(Stored records)
######
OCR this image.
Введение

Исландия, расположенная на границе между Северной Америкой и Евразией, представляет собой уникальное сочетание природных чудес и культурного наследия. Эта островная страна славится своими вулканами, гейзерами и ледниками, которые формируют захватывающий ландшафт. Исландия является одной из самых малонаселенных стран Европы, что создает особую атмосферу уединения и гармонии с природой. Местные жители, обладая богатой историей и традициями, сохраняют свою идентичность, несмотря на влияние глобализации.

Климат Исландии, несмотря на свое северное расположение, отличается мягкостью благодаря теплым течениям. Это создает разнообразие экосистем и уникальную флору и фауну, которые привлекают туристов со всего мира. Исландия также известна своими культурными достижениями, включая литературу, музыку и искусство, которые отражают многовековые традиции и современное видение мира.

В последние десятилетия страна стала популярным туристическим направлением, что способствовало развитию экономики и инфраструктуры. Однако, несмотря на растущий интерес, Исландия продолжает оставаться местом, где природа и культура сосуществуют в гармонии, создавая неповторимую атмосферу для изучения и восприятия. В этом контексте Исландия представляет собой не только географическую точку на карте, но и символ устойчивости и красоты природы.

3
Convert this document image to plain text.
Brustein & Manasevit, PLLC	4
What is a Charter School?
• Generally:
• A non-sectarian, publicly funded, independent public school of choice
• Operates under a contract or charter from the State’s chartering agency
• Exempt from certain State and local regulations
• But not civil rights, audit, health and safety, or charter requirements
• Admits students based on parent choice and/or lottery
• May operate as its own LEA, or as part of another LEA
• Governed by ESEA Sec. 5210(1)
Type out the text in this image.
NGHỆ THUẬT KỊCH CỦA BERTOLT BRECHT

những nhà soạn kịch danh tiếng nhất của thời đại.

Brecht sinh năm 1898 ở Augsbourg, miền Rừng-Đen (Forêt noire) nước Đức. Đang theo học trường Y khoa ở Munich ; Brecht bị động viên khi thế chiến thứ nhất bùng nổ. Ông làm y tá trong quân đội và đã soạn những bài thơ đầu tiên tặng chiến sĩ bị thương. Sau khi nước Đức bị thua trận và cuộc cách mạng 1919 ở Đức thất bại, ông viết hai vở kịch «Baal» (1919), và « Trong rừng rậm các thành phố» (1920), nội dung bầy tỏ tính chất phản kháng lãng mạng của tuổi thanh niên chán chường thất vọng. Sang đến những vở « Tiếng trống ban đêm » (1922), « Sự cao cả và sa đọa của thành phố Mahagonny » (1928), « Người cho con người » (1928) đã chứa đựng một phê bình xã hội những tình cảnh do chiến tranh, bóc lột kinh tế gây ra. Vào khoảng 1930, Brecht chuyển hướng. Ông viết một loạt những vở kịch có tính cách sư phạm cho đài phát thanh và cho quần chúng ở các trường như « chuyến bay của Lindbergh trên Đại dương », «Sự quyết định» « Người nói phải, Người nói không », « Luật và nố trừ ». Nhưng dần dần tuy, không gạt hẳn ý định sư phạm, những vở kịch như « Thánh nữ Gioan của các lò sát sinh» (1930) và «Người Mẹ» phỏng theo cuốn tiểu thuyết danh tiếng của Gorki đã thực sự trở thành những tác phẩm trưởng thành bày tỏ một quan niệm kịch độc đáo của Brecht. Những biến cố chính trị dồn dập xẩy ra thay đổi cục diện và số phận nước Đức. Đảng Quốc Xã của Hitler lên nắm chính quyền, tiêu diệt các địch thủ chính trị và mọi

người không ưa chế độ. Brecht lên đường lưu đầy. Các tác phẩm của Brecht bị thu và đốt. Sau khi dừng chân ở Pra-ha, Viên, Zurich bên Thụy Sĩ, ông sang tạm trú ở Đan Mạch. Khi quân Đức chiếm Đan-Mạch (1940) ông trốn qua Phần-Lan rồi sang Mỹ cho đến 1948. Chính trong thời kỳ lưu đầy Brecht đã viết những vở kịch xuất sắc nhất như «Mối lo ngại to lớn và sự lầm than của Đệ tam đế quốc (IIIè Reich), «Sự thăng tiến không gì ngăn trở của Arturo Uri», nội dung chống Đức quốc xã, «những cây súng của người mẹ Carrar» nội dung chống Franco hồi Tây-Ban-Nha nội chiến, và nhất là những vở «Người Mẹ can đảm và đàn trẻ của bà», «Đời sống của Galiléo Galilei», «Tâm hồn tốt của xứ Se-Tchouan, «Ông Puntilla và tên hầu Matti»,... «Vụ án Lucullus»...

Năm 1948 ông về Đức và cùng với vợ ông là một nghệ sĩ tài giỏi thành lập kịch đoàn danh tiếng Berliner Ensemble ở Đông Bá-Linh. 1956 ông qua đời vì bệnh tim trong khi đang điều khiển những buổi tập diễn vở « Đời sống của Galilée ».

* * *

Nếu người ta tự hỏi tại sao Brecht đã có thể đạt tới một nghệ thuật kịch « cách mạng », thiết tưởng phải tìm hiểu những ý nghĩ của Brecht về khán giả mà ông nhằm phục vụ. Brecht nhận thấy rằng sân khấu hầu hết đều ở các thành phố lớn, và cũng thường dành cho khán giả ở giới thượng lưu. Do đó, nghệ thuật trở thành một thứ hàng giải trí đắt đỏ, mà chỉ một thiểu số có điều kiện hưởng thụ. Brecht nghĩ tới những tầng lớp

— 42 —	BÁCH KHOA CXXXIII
######
▶ Exercise details
Print again each line of the listing above, exactly as it appears.

▶ Task result
OCR this image.
Введение

Исландия, расположенная на границе между Северной Америкой и Евразией, представляет собой уникальное сочетание природных чудес и культурного наследия. Эта островная страна славится своими вулканами, гейзерами и ледниками, которые формируют захватывающий ландшафт. Исландия является одной из самых малонаселенных стран Европы, что создает особую атмосферу уединения и гармонии с природой. Местные жители, обладая богатой историей и традициями, сохраняют свою идентичность, несмотря на влияние глобализации.

Климат Исландии, несмотря на свое северное расположение, отличается мягкостью благодаря теплым течениям. Это создает разнообразие экосистем и уникальную флору и фауну, которые привлекают туристов со всего мира. Исландия также известна своими культурными достижениями, включая литературу, музыку и искусство, которые отражают многовековые традиции и современное видение мира.

В последние десятилетия страна стала популярным туристическим направлением, что способствовало развитию экономики и инфраструктуры. Однако, несмотря на растущий интерес, Исландия продолжает оставаться местом, где природа и культура сосуществуют в гармонии, создавая неповторимую атмосферу для изучения и восприятия. В этом контексте Исландия представляет собой не только географическую точку на карте, но и символ устойчивости и красоты природы.

3
Convert this document image to plain text.
Brustein & Manasevit, PLLC	4
What is a Charter School?
• Generally:
• A non-sectarian, publicly funded, independent public school of choice
• Operates under a contract or charter from the State’s chartering agency
• Exempt from certain State and local regulations
• But not civil rights, audit, health and safety, or charter requirements
• Admits students based on parent choice and/or lottery
• May operate as its own LEA, or as part of another LEA
• Governed by ESEA Sec. 5210(1)
Type out the text in this image.
NGHỆ THUẬT KỊCH CỦA BERTOLT BRECHT

những nhà soạn kịch danh tiếng nhất của thời đại.

Brecht sinh năm 1898 ở Augsbourg, miền Rừng-Đen (Forêt noire) nước Đức. Đang theo học trường Y khoa ở Munich ; Brecht bị động viên khi thế chiến thứ nhất bùng nổ. Ông làm y tá trong quân đội và đã soạn những bài thơ đầu tiên tặng chiến sĩ bị thương. Sau khi nước Đức bị thua trận và cuộc cách mạng 1919 ở Đức thất bại, ông viết hai vở kịch «Baal» (1919), và « Trong rừng rậm các thành phố» (1920), nội dung bầy tỏ tính chất phản kháng lãng mạng của tuổi thanh niên chán chường thất vọng. Sang đến những vở « Tiếng trống ban đêm » (1922), « Sự cao cả và sa đọa của thành phố Mahagonny » (1928), « Người cho con người » (1928) đã chứa đựng một phê bình xã hội những tình cảnh do chiến tranh, bóc lột kinh tế gây ra. Vào khoảng 1930, Brecht chuyển hướng. Ông viết một loạt những vở kịch có tính cách sư phạm cho đài phát thanh và cho quần chúng ở các trường như « chuyến bay của Lindbergh trên Đại dương », «Sự quyết định» « Người nói phải, Người nói không », « Luật và nố trừ ». Nhưng dần dần tuy, không gạt hẳn ý định sư phạm, những vở kịch như « Thánh nữ Gioan của các lò sát sinh» (1930) và «Người Mẹ» phỏng theo cuốn tiểu thuyết danh tiếng của Gorki đã thực sự trở thành những tác phẩm trưởng thành bày tỏ một quan niệm kịch độc đáo của Brecht. Những biến cố chính trị dồn dập xẩy ra thay đổi cục diện và số phận nước Đức. Đảng Quốc Xã của Hitler lên nắm chính quyền, tiêu diệt các địch thủ chính trị và mọi

người không ưa chế độ. Brecht lên đường lưu đầy. Các tác phẩm của Brecht bị thu và đốt. Sau khi dừng chân ở Pra-ha, Viên, Zurich bên Thụy Sĩ, ông sang tạm trú ở Đan Mạch. Khi quân Đức chiếm Đan-Mạch (1940) ông trốn qua Phần-Lan rồi sang Mỹ cho đến 1948. Chính trong thời kỳ lưu đầy Brecht đã viết những vở kịch xuất sắc nhất như «Mối lo ngại to lớn và sự lầm than của Đệ tam đế quốc (IIIè Reich), «Sự thăng tiến không gì ngăn trở của Arturo Uri», nội dung chống Đức quốc xã, «những cây súng của người mẹ Carrar» nội dung chống Franco hồi Tây-Ban-Nha nội chiến, và nhất là những vở «Người Mẹ can đảm và đàn trẻ của bà», «Đời sống của Galiléo Galilei», «Tâm hồn tốt của xứ Se-Tchouan, «Ông Puntilla và tên hầu Matti»,... «Vụ án Lucullus»...

Năm 1948 ông về Đức và cùng với vợ ông là một nghệ sĩ tài giỏi thành lập kịch đoàn danh tiếng Berliner Ensemble ở Đông Bá-Linh. 1956 ông qua đời vì bệnh tim trong khi đang điều khiển những buổi tập diễn vở « Đời sống của Galilée ».

* * *

Nếu người ta tự hỏi tại sao Brecht đã có thể đạt tới một nghệ thuật kịch « cách mạng », thiết tưởng phải tìm hiểu những ý nghĩ của Brecht về khán giả mà ông nhằm phục vụ. Brecht nhận thấy rằng sân khấu hầu hết đều ở các thành phố lớn, và cũng thường dành cho khán giả ở giới thượng lưu. Do đó, nghệ thuật trở thành một thứ hàng giải trí đắt đỏ, mà chỉ một thiểu số có điều kiện hưởng thụ. Brecht nghĩ tới những tầng lớp

— 42 —	BÁCH KHOA CXXXIII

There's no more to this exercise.